» **Written exercise**: Using the listing below, copy every line that mentions "فانه".
╔══
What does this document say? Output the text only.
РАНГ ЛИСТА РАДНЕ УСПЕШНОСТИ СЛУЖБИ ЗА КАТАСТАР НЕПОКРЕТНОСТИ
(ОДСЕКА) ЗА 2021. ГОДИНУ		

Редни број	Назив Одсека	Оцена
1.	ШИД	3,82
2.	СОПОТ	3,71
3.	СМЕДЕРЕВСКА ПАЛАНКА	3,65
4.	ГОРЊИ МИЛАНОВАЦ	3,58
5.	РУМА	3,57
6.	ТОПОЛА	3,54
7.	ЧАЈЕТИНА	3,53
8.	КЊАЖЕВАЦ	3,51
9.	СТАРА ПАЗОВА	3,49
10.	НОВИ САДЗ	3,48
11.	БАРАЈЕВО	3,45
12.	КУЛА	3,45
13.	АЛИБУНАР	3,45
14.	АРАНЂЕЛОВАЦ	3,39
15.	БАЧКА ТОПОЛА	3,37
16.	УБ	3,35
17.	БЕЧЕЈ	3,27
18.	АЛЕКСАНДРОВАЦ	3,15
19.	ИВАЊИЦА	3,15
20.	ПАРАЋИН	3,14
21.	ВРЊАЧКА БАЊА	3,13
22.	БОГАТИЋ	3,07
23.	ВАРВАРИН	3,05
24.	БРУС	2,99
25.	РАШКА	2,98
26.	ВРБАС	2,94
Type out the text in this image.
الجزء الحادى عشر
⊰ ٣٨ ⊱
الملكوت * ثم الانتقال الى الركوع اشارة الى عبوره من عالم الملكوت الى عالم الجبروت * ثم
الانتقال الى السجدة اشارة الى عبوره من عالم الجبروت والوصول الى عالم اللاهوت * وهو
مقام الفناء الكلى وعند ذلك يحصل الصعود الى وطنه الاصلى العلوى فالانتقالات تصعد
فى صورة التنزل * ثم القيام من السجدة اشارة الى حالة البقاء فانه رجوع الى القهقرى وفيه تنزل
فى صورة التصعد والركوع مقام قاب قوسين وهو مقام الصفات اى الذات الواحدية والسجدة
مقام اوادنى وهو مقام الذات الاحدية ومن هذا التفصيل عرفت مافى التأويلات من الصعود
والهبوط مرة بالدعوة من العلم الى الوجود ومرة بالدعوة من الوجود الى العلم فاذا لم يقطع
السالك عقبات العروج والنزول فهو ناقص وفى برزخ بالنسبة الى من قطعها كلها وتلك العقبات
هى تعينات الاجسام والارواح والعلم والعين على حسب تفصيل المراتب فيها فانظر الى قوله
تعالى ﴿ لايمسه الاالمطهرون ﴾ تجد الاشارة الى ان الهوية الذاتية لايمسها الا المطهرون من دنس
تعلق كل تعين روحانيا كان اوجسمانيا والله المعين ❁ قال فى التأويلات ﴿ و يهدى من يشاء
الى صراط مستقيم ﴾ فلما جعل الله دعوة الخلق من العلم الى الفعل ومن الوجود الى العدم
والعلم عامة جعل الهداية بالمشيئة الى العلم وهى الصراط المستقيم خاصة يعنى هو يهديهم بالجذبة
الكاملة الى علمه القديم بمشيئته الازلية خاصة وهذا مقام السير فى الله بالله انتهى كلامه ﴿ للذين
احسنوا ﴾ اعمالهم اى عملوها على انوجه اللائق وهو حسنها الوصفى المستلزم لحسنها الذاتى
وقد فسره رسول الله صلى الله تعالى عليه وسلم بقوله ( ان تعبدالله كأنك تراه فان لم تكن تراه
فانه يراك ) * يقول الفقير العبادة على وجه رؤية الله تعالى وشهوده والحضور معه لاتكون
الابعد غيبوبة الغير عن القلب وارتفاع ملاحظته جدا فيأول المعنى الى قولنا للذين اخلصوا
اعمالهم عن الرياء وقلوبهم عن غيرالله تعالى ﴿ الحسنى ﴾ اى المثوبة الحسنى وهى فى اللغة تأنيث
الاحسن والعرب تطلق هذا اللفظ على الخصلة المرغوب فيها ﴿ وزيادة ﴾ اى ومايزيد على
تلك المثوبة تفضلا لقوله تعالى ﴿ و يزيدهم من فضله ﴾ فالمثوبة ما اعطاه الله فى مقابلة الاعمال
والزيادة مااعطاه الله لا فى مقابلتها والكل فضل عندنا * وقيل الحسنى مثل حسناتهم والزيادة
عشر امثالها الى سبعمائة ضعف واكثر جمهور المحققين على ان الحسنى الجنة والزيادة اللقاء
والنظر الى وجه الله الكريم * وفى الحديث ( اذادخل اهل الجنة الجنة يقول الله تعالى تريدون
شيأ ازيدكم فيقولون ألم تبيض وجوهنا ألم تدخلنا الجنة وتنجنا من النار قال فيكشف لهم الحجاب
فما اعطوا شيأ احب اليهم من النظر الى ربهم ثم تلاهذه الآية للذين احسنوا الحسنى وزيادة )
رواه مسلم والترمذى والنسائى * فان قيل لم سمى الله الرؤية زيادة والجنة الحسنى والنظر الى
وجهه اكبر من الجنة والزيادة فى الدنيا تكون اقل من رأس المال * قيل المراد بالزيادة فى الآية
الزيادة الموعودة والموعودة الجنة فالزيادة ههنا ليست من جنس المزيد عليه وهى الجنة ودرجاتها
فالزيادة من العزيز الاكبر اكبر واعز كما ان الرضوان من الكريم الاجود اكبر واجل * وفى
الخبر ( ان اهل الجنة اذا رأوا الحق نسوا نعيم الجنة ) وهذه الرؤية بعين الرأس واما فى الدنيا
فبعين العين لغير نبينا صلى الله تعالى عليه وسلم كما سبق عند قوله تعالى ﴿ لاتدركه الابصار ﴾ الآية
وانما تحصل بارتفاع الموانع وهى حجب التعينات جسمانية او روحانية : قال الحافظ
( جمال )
╚══
» **Complete response**:
فى صورة التنزل * ثم القيام من السجدة اشارة الى حالة البقاء فانه رجوع الى القهقرى وفيه تنزل
فانه يراك ) * يقول الفقير العبادة على وجه رؤية الله تعالى وشهوده والحضور معه لاتكون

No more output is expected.